[Stored items]
-------------------------

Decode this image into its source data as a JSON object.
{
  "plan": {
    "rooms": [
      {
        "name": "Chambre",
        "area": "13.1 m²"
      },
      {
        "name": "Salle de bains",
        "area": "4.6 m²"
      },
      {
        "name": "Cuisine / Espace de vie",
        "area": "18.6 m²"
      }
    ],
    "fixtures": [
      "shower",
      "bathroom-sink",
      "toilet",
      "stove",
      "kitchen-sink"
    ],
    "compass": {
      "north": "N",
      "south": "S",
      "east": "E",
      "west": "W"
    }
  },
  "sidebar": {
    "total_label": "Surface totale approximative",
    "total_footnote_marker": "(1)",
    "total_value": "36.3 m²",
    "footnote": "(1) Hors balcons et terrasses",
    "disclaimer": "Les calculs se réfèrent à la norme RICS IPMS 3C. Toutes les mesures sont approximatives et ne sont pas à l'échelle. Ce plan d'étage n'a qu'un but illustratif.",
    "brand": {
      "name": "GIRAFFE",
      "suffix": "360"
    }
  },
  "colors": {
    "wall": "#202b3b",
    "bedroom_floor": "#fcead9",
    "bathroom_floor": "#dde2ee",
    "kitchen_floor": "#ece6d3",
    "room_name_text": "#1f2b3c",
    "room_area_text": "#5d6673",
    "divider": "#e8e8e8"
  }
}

-------------------------

Task prompt —
The records above need to be transcribed in full. Keep every character unchanged.

Task result —
Decode this image into its source data as a JSON object.
{
  "plan": {
    "rooms": [
      {
        "name": "Chambre",
        "area": "13.1 m²"
      },
      {
        "name": "Salle de bains",
        "area": "4.6 m²"
      },
      {
        "name": "Cuisine / Espace de vie",
        "area": "18.6 m²"
      }
    ],
    "fixtures": [
      "shower",
      "bathroom-sink",
      "toilet",
      "stove",
      "kitchen-sink"
    ],
    "compass": {
      "north": "N",
      "south": "S",
      "east": "E",
      "west": "W"
    }
  },
  "sidebar": {
    "total_label": "Surface totale approximative",
    "total_footnote_marker": "(1)",
    "total_value": "36.3 m²",
    "footnote": "(1) Hors balcons et terrasses",
    "disclaimer": "Les calculs se réfèrent à la norme RICS IPMS 3C. Toutes les mesures sont approximatives et ne sont pas à l'échelle. Ce plan d'étage n'a qu'un but illustratif.",
    "brand": {
      "name": "GIRAFFE",
      "suffix": "360"
    }
  },
  "colors": {
    "wall": "#202b3b",
    "bedroom_floor": "#fcead9",
    "bathroom_floor": "#dde2ee",
    "kitchen_floor": "#ece6d3",
    "room_name_text": "#1f2b3c",
    "room_area_text": "#5d6673",
    "divider": "#e8e8e8"
  }
}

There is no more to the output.